**WHAT TO WORK ON**
Copy every line of the data in which the word "sneen" occurs.

**RECORDS FOR THE TASK**
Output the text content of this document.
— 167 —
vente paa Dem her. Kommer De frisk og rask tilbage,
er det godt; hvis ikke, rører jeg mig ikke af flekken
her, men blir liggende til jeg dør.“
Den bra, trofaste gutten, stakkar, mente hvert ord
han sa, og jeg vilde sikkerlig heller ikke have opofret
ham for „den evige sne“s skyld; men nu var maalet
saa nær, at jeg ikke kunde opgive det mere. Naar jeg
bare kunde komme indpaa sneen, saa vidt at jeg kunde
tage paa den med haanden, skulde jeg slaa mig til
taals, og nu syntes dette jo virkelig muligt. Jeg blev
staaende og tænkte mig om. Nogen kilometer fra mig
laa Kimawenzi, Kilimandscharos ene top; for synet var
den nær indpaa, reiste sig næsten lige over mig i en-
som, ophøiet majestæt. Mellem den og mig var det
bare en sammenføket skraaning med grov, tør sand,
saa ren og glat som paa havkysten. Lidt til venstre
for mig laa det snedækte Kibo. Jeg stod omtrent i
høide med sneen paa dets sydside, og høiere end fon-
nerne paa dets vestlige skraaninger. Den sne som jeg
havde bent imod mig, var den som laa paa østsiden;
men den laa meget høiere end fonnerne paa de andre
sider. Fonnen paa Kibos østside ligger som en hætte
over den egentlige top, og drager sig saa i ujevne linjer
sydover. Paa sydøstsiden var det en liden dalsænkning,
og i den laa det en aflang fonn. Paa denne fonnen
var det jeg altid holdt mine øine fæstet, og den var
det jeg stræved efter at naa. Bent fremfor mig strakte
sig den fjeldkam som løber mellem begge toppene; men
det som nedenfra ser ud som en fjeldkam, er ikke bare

**FULL ANSWER**
bare kunde komme indpaa sneen, saa vidt at jeg kunde
høide med sneen paa dets sydside, og høiere end fon-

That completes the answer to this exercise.